[Raw records]
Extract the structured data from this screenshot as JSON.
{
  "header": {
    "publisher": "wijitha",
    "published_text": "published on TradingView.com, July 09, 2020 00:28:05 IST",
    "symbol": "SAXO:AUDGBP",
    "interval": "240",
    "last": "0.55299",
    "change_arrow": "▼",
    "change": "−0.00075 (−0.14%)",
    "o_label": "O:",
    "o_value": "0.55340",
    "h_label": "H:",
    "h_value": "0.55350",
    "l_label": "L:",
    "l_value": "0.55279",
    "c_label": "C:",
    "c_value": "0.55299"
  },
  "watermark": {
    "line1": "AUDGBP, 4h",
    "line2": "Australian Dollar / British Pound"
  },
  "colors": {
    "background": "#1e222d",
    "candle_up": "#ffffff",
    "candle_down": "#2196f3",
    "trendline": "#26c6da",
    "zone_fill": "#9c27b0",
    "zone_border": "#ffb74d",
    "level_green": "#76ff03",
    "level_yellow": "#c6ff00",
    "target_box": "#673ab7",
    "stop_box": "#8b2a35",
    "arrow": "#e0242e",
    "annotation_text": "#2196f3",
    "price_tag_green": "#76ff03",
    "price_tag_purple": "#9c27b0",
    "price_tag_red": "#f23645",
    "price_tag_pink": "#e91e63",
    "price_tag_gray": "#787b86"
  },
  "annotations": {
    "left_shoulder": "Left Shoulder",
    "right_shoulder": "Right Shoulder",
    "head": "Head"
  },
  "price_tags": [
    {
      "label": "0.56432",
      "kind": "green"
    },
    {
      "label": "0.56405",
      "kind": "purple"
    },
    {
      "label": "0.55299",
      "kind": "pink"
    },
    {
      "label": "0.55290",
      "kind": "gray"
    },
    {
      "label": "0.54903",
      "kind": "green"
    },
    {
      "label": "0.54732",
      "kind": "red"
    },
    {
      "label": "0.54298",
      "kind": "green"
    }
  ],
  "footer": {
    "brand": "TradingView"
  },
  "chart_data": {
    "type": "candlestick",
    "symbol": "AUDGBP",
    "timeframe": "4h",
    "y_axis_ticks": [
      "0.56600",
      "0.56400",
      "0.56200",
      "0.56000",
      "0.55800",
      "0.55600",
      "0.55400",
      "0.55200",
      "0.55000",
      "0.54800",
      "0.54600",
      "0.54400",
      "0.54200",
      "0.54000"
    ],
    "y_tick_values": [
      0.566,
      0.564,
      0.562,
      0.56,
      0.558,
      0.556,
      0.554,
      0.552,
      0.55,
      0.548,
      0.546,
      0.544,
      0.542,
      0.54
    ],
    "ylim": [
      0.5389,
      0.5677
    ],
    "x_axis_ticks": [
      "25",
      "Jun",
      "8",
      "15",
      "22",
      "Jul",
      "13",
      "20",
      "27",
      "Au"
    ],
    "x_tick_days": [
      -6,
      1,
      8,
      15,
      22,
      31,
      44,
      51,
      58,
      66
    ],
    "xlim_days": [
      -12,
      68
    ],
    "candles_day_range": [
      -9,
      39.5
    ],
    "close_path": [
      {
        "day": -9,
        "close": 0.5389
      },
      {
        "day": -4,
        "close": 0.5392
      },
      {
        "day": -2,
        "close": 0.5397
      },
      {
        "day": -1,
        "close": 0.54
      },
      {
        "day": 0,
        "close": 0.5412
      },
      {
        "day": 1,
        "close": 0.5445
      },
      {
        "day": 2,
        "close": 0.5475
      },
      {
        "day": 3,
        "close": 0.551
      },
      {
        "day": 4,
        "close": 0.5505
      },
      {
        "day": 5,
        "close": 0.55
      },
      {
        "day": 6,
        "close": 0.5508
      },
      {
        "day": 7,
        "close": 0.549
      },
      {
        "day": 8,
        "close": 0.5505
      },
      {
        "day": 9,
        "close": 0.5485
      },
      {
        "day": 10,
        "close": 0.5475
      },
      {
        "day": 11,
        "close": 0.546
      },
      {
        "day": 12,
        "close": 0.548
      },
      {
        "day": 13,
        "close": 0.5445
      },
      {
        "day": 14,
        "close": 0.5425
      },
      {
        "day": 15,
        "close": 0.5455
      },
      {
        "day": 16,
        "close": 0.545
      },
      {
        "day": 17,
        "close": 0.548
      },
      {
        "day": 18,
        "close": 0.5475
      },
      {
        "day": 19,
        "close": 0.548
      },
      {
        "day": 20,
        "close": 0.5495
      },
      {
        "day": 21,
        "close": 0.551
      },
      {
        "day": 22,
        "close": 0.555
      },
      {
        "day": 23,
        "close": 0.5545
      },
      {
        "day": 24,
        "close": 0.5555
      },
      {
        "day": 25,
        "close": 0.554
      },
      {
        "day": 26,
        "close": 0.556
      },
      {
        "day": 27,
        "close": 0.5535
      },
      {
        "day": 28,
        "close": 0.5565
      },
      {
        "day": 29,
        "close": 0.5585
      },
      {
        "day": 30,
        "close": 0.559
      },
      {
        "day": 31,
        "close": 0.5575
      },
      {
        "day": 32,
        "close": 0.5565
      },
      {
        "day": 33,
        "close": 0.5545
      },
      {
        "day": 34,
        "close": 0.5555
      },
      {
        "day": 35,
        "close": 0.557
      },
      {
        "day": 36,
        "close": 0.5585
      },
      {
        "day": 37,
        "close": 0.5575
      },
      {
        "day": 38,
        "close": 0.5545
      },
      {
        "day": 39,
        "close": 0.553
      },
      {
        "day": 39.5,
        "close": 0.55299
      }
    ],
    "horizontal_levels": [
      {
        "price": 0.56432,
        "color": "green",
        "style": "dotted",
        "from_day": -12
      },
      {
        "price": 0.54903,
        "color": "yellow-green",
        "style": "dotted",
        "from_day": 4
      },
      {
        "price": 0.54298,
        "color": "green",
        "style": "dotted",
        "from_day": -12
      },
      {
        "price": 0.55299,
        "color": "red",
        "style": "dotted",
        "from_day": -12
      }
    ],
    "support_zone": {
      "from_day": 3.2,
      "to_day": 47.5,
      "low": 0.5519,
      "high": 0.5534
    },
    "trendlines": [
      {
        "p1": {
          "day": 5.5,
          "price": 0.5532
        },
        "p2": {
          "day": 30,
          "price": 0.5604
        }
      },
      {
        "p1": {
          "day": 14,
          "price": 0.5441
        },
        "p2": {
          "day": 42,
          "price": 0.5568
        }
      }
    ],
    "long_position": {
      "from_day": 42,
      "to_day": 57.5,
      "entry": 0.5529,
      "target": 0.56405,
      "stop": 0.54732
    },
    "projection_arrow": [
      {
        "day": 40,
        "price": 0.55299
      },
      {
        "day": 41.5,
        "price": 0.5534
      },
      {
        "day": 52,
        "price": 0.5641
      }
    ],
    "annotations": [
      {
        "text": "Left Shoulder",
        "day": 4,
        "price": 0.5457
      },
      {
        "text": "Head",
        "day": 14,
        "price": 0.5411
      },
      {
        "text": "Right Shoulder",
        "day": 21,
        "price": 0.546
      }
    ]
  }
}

[What to work on]
Return the listing above in full, character for character.

[Result for this task]
Extract the structured data from this screenshot as JSON.
{
  "header": {
    "publisher": "wijitha",
    "published_text": "published on TradingView.com, July 09, 2020 00:28:05 IST",
    "symbol": "SAXO:AUDGBP",
    "interval": "240",
    "last": "0.55299",
    "change_arrow": "▼",
    "change": "−0.00075 (−0.14%)",
    "o_label": "O:",
    "o_value": "0.55340",
    "h_label": "H:",
    "h_value": "0.55350",
    "l_label": "L:",
    "l_value": "0.55279",
    "c_label": "C:",
    "c_value": "0.55299"
  },
  "watermark": {
    "line1": "AUDGBP, 4h",
    "line2": "Australian Dollar / British Pound"
  },
  "colors": {
    "background": "#1e222d",
    "candle_up": "#ffffff",
    "candle_down": "#2196f3",
    "trendline": "#26c6da",
    "zone_fill": "#9c27b0",
    "zone_border": "#ffb74d",
    "level_green": "#76ff03",
    "level_yellow": "#c6ff00",
    "target_box": "#673ab7",
    "stop_box": "#8b2a35",
    "arrow": "#e0242e",
    "annotation_text": "#2196f3",
    "price_tag_green": "#76ff03",
    "price_tag_purple": "#9c27b0",
    "price_tag_red": "#f23645",
    "price_tag_pink": "#e91e63",
    "price_tag_gray": "#787b86"
  },
  "annotations": {
    "left_shoulder": "Left Shoulder",
    "right_shoulder": "Right Shoulder",
    "head": "Head"
  },
  "price_tags": [
    {
      "label": "0.56432",
      "kind": "green"
    },
    {
      "label": "0.56405",
      "kind": "purple"
    },
    {
      "label": "0.55299",
      "kind": "pink"
    },
    {
      "label": "0.55290",
      "kind": "gray"
    },
    {
      "label": "0.54903",
      "kind": "green"
    },
    {
      "label": "0.54732",
      "kind": "red"
    },
    {
      "label": "0.54298",
      "kind": "green"
    }
  ],
  "footer": {
    "brand": "TradingView"
  },
  "chart_data": {
    "type": "candlestick",
    "symbol": "AUDGBP",
    "timeframe": "4h",
    "y_axis_ticks": [
      "0.56600",
      "0.56400",
      "0.56200",
      "0.56000",
      "0.55800",
      "0.55600",
      "0.55400",
      "0.55200",
      "0.55000",
      "0.54800",
      "0.54600",
      "0.54400",
      "0.54200",
      "0.54000"
    ],
    "y_tick_values": [
      0.566,
      0.564,
      0.562,
      0.56,
      0.558,
      0.556,
      0.554,
      0.552,
      0.55,
      0.548,
      0.546,
      0.544,
      0.542,
      0.54
    ],
    "ylim": [
      0.5389,
      0.5677
    ],
    "x_axis_ticks": [
      "25",
      "Jun",
      "8",
      "15",
      "22",
      "Jul",
      "13",
      "20",
      "27",
      "Au"
    ],
    "x_tick_days": [
      -6,
      1,
      8,
      15,
      22,
      31,
      44,
      51,
      58,
      66
    ],
    "xlim_days": [
      -12,
      68
    ],
    "candles_day_range": [
      -9,
      39.5
    ],
    "close_path": [
      {
        "day": -9,
        "close": 0.5389
      },
      {
        "day": -4,
        "close": 0.5392
      },
      {
        "day": -2,
        "close": 0.5397
      },
      {
        "day": -1,
        "close": 0.54
      },
      {
        "day": 0,
        "close": 0.5412
      },
      {
        "day": 1,
        "close": 0.5445
      },
      {
        "day": 2,
        "close": 0.5475
      },
      {
        "day": 3,
        "close": 0.551
      },
      {
        "day": 4,
        "close": 0.5505
      },
      {
        "day": 5,
        "close": 0.55
      },
      {
        "day": 6,
        "close": 0.5508
      },
      {
        "day": 7,
        "close": 0.549
      },
      {
        "day": 8,
        "close": 0.5505
      },
      {
        "day": 9,
        "close": 0.5485
      },
      {
        "day": 10,
        "close": 0.5475
      },
      {
        "day": 11,
        "close": 0.546
      },
      {
        "day": 12,
        "close": 0.548
      },
      {
        "day": 13,
        "close": 0.5445
      },
      {
        "day": 14,
        "close": 0.5425
      },
      {
        "day": 15,
        "close": 0.5455
      },
      {
        "day": 16,
        "close": 0.545
      },
      {
        "day": 17,
        "close": 0.548
      },
      {
        "day": 18,
        "close": 0.5475
      },
      {
        "day": 19,
        "close": 0.548
      },
      {
        "day": 20,
        "close": 0.5495
      },
      {
        "day": 21,
        "close": 0.551
      },
      {
        "day": 22,
        "close": 0.555
      },
      {
        "day": 23,
        "close": 0.5545
      },
      {
        "day": 24,
        "close": 0.5555
      },
      {
        "day": 25,
        "close": 0.554
      },
      {
        "day": 26,
        "close": 0.556
      },
      {
        "day": 27,
        "close": 0.5535
      },
      {
        "day": 28,
        "close": 0.5565
      },
      {
        "day": 29,
        "close": 0.5585
      },
      {
        "day": 30,
        "close": 0.559
      },
      {
        "day": 31,
        "close": 0.5575
      },
      {
        "day": 32,
        "close": 0.5565
      },
      {
        "day": 33,
        "close": 0.5545
      },
      {
        "day": 34,
        "close": 0.5555
      },
      {
        "day": 35,
        "close": 0.557
      },
      {
        "day": 36,
        "close": 0.5585
      },
      {
        "day": 37,
        "close": 0.5575
      },
      {
        "day": 38,
        "close": 0.5545
      },
      {
        "day": 39,
        "close": 0.553
      },
      {
        "day": 39.5,
        "close": 0.55299
      }
    ],
    "horizontal_levels": [
      {
        "price": 0.56432,
        "color": "green",
        "style": "dotted",
        "from_day": -12
      },
      {
        "price": 0.54903,
        "color": "yellow-green",
        "style": "dotted",
        "from_day": 4
      },
      {
        "price": 0.54298,
        "color": "green",
        "style": "dotted",
        "from_day": -12
      },
      {
        "price": 0.55299,
        "color": "red",
        "style": "dotted",
        "from_day": -12
      }
    ],
    "support_zone": {
      "from_day": 3.2,
      "to_day": 47.5,
      "low": 0.5519,
      "high": 0.5534
    },
    "trendlines": [
      {
        "p1": {
          "day": 5.5,
          "price": 0.5532
        },
        "p2": {
          "day": 30,
          "price": 0.5604
        }
      },
      {
        "p1": {
          "day": 14,
          "price": 0.5441
        },
        "p2": {
          "day": 42,
          "price": 0.5568
        }
      }
    ],
    "long_position": {
      "from_day": 42,
      "to_day": 57.5,
      "entry": 0.5529,
      "target": 0.56405,
      "stop": 0.54732
    },
    "projection_arrow": [
      {
        "day": 40,
        "price": 0.55299
      },
      {
        "day": 41.5,
        "price": 0.5534
      },
      {
        "day": 52,
        "price": 0.5641
      }
    ],
    "annotations": [
      {
        "text": "Left Shoulder",
        "day": 4,
        "price": 0.5457
      },
      {
        "text": "Head",
        "day": 14,
        "price": 0.5411
      },
      {
        "text": "Right Shoulder",
        "day": 21,
        "price": 0.546
      }
    ]
  }
}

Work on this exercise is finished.